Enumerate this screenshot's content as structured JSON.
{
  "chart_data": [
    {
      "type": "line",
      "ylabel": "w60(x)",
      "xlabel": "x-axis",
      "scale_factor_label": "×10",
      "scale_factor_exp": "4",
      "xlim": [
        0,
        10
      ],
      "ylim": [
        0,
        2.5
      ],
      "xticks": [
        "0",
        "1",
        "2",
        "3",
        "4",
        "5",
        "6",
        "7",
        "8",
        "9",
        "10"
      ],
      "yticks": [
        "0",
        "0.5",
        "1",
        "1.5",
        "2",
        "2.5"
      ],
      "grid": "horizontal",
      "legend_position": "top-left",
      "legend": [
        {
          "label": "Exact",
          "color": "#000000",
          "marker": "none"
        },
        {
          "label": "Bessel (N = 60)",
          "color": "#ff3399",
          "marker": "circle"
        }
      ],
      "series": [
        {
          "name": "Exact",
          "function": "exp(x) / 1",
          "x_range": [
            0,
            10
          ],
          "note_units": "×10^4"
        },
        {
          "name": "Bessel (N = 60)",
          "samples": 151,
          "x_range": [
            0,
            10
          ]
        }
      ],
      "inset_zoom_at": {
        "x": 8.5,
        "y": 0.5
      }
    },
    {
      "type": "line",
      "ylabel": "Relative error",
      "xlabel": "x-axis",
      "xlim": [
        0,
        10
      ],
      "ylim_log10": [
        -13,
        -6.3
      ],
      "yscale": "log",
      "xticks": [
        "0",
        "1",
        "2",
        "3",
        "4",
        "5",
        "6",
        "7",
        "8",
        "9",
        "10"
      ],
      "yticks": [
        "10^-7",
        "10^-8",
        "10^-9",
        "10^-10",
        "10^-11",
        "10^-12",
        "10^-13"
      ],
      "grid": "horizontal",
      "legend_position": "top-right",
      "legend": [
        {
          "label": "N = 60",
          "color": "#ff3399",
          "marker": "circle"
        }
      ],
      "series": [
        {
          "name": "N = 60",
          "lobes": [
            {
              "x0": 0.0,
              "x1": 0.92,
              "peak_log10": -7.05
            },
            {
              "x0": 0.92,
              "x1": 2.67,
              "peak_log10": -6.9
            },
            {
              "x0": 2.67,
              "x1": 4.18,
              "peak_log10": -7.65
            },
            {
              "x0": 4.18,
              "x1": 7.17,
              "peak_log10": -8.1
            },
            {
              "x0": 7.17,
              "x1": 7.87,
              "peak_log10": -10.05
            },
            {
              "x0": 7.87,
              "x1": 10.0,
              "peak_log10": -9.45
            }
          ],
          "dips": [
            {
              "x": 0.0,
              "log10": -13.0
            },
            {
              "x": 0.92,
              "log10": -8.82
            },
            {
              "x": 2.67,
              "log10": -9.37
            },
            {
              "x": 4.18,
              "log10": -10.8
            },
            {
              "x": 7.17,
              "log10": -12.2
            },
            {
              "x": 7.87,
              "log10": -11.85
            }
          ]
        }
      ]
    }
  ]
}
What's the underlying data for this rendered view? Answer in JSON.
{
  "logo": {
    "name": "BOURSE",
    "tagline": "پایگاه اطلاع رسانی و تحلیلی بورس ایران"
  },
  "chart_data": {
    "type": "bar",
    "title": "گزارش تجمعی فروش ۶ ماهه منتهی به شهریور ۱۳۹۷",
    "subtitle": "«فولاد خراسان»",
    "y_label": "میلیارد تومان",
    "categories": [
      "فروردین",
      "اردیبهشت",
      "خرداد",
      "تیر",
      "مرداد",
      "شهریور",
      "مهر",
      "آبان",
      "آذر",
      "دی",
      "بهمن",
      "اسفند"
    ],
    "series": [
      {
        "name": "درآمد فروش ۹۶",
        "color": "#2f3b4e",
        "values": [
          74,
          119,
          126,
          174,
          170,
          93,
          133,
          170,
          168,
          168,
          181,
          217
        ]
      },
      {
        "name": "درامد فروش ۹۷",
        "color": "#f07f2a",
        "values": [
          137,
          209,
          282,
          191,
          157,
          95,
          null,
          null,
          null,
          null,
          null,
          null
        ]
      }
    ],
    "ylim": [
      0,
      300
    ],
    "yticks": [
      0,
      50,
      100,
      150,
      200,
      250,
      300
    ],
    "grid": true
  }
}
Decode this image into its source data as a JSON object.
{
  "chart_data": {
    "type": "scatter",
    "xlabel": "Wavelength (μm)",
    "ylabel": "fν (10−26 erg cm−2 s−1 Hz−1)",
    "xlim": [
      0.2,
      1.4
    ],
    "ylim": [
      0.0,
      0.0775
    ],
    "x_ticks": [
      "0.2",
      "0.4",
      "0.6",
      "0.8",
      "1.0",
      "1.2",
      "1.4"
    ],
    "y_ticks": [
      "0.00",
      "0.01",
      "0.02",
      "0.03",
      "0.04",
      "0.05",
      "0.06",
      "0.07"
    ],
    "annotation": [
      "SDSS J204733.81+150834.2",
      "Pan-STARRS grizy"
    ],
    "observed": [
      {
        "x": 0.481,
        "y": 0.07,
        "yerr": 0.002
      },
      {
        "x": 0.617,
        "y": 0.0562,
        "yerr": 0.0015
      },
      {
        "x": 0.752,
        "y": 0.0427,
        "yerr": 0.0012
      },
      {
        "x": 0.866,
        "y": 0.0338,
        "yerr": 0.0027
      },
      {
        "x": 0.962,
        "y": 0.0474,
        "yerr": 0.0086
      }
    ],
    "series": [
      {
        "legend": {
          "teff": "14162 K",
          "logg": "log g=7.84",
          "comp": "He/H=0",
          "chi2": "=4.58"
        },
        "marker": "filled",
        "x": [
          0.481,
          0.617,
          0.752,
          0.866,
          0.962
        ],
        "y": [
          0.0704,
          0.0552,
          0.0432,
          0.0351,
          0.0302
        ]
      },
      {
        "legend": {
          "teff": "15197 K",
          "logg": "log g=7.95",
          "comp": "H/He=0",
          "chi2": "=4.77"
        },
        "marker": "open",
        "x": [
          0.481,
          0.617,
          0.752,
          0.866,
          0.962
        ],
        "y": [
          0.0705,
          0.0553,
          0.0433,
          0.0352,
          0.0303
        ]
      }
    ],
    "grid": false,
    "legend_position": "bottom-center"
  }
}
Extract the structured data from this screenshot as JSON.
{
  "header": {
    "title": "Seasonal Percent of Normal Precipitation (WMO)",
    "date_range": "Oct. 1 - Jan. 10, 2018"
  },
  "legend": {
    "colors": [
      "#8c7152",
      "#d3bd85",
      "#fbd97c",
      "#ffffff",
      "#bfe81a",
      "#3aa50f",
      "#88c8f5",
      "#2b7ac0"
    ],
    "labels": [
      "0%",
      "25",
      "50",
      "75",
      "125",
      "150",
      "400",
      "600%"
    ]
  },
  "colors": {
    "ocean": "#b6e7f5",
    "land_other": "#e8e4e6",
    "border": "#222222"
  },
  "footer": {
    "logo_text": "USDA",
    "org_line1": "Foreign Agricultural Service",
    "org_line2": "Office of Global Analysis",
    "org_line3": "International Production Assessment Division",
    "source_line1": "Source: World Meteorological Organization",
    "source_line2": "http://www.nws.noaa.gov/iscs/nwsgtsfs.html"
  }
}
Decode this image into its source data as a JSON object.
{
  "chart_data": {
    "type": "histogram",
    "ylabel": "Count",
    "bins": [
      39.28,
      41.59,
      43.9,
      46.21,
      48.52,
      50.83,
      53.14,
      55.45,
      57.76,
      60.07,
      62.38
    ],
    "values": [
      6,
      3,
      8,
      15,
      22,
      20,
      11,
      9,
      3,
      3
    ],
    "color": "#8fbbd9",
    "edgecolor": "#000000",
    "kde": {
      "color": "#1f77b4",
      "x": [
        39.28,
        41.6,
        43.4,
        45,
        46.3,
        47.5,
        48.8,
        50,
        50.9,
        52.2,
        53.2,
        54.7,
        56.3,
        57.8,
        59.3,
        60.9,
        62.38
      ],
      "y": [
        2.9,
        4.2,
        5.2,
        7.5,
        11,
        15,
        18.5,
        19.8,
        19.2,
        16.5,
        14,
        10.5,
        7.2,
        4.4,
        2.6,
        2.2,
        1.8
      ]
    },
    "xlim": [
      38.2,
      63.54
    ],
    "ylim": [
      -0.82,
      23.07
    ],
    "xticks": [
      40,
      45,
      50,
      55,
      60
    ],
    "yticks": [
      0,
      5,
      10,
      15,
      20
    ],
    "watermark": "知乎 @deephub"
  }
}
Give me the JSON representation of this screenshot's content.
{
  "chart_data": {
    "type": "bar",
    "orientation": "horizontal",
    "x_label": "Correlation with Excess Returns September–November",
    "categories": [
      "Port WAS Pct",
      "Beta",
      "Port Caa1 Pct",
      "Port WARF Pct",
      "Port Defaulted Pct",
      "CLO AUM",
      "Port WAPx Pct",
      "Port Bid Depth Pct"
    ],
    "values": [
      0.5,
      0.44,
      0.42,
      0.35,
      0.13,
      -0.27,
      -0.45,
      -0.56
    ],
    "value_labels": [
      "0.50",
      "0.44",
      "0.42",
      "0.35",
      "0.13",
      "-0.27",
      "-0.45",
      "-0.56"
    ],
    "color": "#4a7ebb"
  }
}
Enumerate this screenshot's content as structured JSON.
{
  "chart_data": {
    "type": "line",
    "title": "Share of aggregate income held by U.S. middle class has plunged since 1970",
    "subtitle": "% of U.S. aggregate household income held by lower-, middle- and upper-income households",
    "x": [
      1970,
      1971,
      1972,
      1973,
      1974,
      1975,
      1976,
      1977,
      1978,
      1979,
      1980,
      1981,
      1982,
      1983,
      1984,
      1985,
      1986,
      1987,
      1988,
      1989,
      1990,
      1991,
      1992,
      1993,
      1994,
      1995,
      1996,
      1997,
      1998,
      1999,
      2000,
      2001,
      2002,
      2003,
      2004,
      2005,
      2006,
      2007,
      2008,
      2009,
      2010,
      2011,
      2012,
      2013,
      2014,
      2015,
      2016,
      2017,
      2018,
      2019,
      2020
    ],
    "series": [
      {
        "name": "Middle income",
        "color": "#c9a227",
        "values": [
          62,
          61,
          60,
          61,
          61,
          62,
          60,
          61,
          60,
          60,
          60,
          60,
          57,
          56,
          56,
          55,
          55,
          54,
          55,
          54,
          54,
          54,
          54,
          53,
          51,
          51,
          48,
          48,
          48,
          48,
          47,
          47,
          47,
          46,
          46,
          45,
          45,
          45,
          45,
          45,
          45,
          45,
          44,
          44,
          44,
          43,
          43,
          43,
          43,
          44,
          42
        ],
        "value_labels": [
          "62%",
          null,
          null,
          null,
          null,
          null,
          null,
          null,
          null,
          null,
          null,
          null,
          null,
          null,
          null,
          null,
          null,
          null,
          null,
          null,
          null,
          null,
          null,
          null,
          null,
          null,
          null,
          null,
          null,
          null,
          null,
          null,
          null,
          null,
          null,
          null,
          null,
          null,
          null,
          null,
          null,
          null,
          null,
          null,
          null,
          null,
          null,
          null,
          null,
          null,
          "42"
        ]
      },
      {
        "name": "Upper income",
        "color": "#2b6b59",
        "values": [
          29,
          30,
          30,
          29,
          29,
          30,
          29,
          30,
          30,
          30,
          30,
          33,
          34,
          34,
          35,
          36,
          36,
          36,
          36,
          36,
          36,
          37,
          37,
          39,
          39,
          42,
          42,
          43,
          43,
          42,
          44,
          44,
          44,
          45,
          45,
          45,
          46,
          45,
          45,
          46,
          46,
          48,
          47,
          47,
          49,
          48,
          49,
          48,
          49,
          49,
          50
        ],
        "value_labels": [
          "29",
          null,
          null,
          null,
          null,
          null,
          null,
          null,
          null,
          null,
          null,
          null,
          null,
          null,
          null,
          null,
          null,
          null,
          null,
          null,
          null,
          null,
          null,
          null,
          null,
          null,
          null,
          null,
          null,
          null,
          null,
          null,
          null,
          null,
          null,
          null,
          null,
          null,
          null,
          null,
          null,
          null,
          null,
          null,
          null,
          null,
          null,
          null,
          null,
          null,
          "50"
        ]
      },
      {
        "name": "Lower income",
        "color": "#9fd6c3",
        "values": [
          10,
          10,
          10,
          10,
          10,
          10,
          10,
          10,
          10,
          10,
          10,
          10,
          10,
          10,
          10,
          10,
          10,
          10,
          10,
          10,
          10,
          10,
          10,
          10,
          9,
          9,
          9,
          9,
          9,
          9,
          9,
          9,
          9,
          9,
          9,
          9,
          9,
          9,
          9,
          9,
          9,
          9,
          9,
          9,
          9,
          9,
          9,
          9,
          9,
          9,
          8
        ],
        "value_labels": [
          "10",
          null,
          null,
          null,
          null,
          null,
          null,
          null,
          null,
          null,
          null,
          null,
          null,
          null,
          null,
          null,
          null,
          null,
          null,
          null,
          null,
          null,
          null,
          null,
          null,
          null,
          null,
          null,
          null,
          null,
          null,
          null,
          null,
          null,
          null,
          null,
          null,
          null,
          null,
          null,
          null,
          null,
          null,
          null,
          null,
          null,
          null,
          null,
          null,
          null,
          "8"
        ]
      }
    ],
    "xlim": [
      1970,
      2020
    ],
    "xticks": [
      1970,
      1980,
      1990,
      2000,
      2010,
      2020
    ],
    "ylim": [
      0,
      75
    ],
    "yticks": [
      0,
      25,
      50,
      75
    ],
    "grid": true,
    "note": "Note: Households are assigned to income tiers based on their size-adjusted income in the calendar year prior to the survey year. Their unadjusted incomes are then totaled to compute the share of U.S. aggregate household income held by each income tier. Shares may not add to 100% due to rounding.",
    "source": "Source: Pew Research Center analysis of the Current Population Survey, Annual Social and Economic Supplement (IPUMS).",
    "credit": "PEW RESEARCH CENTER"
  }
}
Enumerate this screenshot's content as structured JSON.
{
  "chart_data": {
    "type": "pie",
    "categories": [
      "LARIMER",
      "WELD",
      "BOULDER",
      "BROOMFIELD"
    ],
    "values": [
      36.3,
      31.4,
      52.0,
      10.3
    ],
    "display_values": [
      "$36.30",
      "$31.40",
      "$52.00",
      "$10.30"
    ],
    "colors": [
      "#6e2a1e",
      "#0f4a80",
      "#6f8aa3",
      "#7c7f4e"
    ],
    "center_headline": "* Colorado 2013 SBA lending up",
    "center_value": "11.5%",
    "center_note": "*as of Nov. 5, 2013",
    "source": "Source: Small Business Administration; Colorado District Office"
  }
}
■ ■ ■ ■
- _WHAT YOU SHOULD DO_
Look over the material above and show each line where "yerr" appears.

- _EXERCISE OUTPUT_
        "yerr": 0.002
        "yerr": 0.0015
        "yerr": 0.0012
        "yerr": 0.0027
        "yerr": 0.0086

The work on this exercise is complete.